Figure dataset records:
◇ ◇ ◇

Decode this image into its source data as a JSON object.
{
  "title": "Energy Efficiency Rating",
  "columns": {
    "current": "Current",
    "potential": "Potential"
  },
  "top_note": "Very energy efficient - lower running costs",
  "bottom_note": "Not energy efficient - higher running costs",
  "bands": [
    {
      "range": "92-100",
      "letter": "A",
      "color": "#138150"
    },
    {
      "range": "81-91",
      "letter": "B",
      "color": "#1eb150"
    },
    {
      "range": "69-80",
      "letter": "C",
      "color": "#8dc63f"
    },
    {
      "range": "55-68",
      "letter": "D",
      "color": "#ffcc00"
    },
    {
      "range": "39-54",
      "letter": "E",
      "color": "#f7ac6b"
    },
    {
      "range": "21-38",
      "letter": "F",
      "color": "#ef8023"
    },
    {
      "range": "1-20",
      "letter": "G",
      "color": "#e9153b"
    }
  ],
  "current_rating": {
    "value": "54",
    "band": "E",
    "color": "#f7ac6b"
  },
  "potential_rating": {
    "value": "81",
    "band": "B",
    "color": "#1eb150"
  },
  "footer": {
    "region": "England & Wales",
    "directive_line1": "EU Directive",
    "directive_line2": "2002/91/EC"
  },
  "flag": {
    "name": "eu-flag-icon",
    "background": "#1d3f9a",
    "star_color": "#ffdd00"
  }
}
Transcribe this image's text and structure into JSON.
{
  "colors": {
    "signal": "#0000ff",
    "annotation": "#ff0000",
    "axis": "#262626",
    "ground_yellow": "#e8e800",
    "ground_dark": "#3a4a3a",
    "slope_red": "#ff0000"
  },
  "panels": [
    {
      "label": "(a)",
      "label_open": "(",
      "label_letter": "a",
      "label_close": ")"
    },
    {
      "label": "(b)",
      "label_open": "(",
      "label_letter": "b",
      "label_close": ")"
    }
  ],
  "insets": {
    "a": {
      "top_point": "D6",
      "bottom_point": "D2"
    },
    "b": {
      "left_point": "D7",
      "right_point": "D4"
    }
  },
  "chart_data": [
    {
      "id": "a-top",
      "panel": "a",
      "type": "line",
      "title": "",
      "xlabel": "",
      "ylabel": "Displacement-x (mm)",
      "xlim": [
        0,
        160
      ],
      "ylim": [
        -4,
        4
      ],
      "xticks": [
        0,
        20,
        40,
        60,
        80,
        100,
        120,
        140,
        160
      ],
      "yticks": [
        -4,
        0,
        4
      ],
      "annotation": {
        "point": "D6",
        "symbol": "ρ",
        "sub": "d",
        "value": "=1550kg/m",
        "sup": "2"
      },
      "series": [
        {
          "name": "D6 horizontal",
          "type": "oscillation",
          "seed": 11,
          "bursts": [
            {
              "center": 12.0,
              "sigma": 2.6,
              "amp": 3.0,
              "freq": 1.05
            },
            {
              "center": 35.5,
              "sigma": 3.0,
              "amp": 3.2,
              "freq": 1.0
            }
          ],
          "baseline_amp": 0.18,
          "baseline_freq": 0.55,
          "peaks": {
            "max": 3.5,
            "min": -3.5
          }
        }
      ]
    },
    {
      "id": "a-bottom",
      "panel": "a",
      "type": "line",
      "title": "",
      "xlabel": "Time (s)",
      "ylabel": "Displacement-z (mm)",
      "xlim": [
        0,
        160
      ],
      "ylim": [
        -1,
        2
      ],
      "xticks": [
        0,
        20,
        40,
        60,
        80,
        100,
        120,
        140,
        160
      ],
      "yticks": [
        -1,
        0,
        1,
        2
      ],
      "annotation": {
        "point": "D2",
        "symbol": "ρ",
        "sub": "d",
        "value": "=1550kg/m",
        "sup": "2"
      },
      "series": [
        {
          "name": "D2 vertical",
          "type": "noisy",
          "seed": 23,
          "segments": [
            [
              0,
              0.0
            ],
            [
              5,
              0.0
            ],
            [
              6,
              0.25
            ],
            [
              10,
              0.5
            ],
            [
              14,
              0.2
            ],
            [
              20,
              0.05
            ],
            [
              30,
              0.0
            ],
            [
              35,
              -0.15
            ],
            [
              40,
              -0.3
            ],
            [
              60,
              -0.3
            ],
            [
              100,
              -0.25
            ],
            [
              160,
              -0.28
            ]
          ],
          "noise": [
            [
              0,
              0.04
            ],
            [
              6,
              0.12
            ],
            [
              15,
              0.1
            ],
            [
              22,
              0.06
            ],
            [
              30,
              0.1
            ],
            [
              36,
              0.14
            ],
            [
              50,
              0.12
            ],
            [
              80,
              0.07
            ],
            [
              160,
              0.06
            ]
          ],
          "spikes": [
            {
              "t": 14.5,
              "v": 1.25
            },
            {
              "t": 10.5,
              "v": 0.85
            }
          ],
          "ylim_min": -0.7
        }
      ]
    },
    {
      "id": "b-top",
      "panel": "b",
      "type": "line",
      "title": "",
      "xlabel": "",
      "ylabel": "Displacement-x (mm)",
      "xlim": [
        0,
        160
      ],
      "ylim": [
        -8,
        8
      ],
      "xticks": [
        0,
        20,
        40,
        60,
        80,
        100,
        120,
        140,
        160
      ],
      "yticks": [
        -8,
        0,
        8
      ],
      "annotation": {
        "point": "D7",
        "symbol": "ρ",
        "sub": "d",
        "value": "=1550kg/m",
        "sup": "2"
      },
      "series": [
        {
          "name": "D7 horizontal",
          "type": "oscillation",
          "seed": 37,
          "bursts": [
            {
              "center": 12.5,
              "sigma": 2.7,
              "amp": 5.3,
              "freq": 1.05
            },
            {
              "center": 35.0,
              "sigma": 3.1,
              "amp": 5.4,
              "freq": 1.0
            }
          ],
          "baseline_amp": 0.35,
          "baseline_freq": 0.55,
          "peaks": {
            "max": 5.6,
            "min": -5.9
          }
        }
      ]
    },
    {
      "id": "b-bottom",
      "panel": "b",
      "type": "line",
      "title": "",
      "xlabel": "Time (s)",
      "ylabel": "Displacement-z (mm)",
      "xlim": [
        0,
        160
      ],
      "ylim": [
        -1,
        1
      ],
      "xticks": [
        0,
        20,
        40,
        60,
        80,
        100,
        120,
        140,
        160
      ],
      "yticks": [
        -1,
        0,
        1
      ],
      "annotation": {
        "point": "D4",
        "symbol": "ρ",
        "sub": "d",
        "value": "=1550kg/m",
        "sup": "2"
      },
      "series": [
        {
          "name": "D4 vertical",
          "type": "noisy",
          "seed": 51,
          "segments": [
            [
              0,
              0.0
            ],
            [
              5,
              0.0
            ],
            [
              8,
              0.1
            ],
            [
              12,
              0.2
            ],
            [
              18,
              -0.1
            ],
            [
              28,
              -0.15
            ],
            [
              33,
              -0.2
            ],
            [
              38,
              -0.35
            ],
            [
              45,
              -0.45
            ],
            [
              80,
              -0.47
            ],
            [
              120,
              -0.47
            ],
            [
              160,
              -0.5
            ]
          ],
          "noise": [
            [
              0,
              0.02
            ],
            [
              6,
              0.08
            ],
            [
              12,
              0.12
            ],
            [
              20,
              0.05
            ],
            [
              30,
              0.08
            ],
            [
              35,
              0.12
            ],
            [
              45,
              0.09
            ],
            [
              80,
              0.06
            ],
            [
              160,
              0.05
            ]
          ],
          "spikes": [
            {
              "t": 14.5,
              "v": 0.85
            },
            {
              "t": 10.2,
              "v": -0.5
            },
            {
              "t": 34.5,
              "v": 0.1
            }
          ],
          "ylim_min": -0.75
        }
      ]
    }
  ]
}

◇ ◇ ◇

▶ WHAT IS REQUIRED
All of the data needs to be reproduced exactly, with no line missing.

▶ SOLUTION FOR THIS EXERCISE
Decode this image into its source data as a JSON object.
{
  "title": "Energy Efficiency Rating",
  "columns": {
    "current": "Current",
    "potential": "Potential"
  },
  "top_note": "Very energy efficient - lower running costs",
  "bottom_note": "Not energy efficient - higher running costs",
  "bands": [
    {
      "range": "92-100",
      "letter": "A",
      "color": "#138150"
    },
    {
      "range": "81-91",
      "letter": "B",
      "color": "#1eb150"
    },
    {
      "range": "69-80",
      "letter": "C",
      "color": "#8dc63f"
    },
    {
      "range": "55-68",
      "letter": "D",
      "color": "#ffcc00"
    },
    {
      "range": "39-54",
      "letter": "E",
      "color": "#f7ac6b"
    },
    {
      "range": "21-38",
      "letter": "F",
      "color": "#ef8023"
    },
    {
      "range": "1-20",
      "letter": "G",
      "color": "#e9153b"
    }
  ],
  "current_rating": {
    "value": "54",
    "band": "E",
    "color": "#f7ac6b"
  },
  "potential_rating": {
    "value": "81",
    "band": "B",
    "color": "#1eb150"
  },
  "footer": {
    "region": "England & Wales",
    "directive_line1": "EU Directive",
    "directive_line2": "2002/91/EC"
  },
  "flag": {
    "name": "eu-flag-icon",
    "background": "#1d3f9a",
    "star_color": "#ffdd00"
  }
}
Transcribe this image's text and structure into JSON.
{
  "colors": {
    "signal": "#0000ff",
    "annotation": "#ff0000",
    "axis": "#262626",
    "ground_yellow": "#e8e800",
    "ground_dark": "#3a4a3a",
    "slope_red": "#ff0000"
  },
  "panels": [
    {
      "label": "(a)",
      "label_open": "(",
      "label_letter": "a",
      "label_close": ")"
    },
    {
      "label": "(b)",
      "label_open": "(",
      "label_letter": "b",
      "label_close": ")"
    }
  ],
  "insets": {
    "a": {
      "top_point": "D6",
      "bottom_point": "D2"
    },
    "b": {
      "left_point": "D7",
      "right_point": "D4"
    }
  },
  "chart_data": [
    {
      "id": "a-top",
      "panel": "a",
      "type": "line",
      "title": "",
      "xlabel": "",
      "ylabel": "Displacement-x (mm)",
      "xlim": [
        0,
        160
      ],
      "ylim": [
        -4,
        4
      ],
      "xticks": [
        0,
        20,
        40,
        60,
        80,
        100,
        120,
        140,
        160
      ],
      "yticks": [
        -4,
        0,
        4
      ],
      "annotation": {
        "point": "D6",
        "symbol": "ρ",
        "sub": "d",
        "value": "=1550kg/m",
        "sup": "2"
      },
      "series": [
        {
          "name": "D6 horizontal",
          "type": "oscillation",
          "seed": 11,
          "bursts": [
            {
              "center": 12.0,
              "sigma": 2.6,
              "amp": 3.0,
              "freq": 1.05
            },
            {
              "center": 35.5,
              "sigma": 3.0,
              "amp": 3.2,
              "freq": 1.0
            }
          ],
          "baseline_amp": 0.18,
          "baseline_freq": 0.55,
          "peaks": {
            "max": 3.5,
            "min": -3.5
          }
        }
      ]
    },
    {
      "id": "a-bottom",
      "panel": "a",
      "type": "line",
      "title": "",
      "xlabel": "Time (s)",
      "ylabel": "Displacement-z (mm)",
      "xlim": [
        0,
        160
      ],
      "ylim": [
        -1,
        2
      ],
      "xticks": [
        0,
        20,
        40,
        60,
        80,
        100,
        120,
        140,
        160
      ],
      "yticks": [
        -1,
        0,
        1,
        2
      ],
      "annotation": {
        "point": "D2",
        "symbol": "ρ",
        "sub": "d",
        "value": "=1550kg/m",
        "sup": "2"
      },
      "series": [
        {
          "name": "D2 vertical",
          "type": "noisy",
          "seed": 23,
          "segments": [
            [
              0,
              0.0
            ],
            [
              5,
              0.0
            ],
            [
              6,
              0.25
            ],
            [
              10,
              0.5
            ],
            [
              14,
              0.2
            ],
            [
              20,
              0.05
            ],
            [
              30,
              0.0
            ],
            [
              35,
              -0.15
            ],
            [
              40,
              -0.3
            ],
            [
              60,
              -0.3
            ],
            [
              100,
              -0.25
            ],
            [
              160,
              -0.28
            ]
          ],
          "noise": [
            [
              0,
              0.04
            ],
            [
              6,
              0.12
            ],
            [
              15,
              0.1
            ],
            [
              22,
              0.06
            ],
            [
              30,
              0.1
            ],
            [
              36,
              0.14
            ],
            [
              50,
              0.12
            ],
            [
              80,
              0.07
            ],
            [
              160,
              0.06
            ]
          ],
          "spikes": [
            {
              "t": 14.5,
              "v": 1.25
            },
            {
              "t": 10.5,
              "v": 0.85
            }
          ],
          "ylim_min": -0.7
        }
      ]
    },
    {
      "id": "b-top",
      "panel": "b",
      "type": "line",
      "title": "",
      "xlabel": "",
      "ylabel": "Displacement-x (mm)",
      "xlim": [
        0,
        160
      ],
      "ylim": [
        -8,
        8
      ],
      "xticks": [
        0,
        20,
        40,
        60,
        80,
        100,
        120,
        140,
        160
      ],
      "yticks": [
        -8,
        0,
        8
      ],
      "annotation": {
        "point": "D7",
        "symbol": "ρ",
        "sub": "d",
        "value": "=1550kg/m",
        "sup": "2"
      },
      "series": [
        {
          "name": "D7 horizontal",
          "type": "oscillation",
          "seed": 37,
          "bursts": [
            {
              "center": 12.5,
              "sigma": 2.7,
              "amp": 5.3,
              "freq": 1.05
            },
            {
              "center": 35.0,
              "sigma": 3.1,
              "amp": 5.4,
              "freq": 1.0
            }
          ],
          "baseline_amp": 0.35,
          "baseline_freq": 0.55,
          "peaks": {
            "max": 5.6,
            "min": -5.9
          }
        }
      ]
    },
    {
      "id": "b-bottom",
      "panel": "b",
      "type": "line",
      "title": "",
      "xlabel": "Time (s)",
      "ylabel": "Displacement-z (mm)",
      "xlim": [
        0,
        160
      ],
      "ylim": [
        -1,
        1
      ],
      "xticks": [
        0,
        20,
        40,
        60,
        80,
        100,
        120,
        140,
        160
      ],
      "yticks": [
        -1,
        0,
        1
      ],
      "annotation": {
        "point": "D4",
        "symbol": "ρ",
        "sub": "d",
        "value": "=1550kg/m",
        "sup": "2"
      },
      "series": [
        {
          "name": "D4 vertical",
          "type": "noisy",
          "seed": 51,
          "segments": [
            [
              0,
              0.0
            ],
            [
              5,
              0.0
            ],
            [
              8,
              0.1
            ],
            [
              12,
              0.2
            ],
            [
              18,
              -0.1
            ],
            [
              28,
              -0.15
            ],
            [
              33,
              -0.2
            ],
            [
              38,
              -0.35
            ],
            [
              45,
              -0.45
            ],
            [
              80,
              -0.47
            ],
            [
              120,
              -0.47
            ],
            [
              160,
              -0.5
            ]
          ],
          "noise": [
            [
              0,
              0.02
            ],
            [
              6,
              0.08
            ],
            [
              12,
              0.12
            ],
            [
              20,
              0.05
            ],
            [
              30,
              0.08
            ],
            [
              35,
              0.12
            ],
            [
              45,
              0.09
            ],
            [
              80,
              0.06
            ],
            [
              160,
              0.05
            ]
          ],
          "spikes": [
            {
              "t": 14.5,
              "v": 0.85
            },
            {
              "t": 10.2,
              "v": -0.5
            },
            {
              "t": 34.5,
              "v": 0.1
            }
          ],
          "ylim_min": -0.75
        }
      ]
    }
  ]
}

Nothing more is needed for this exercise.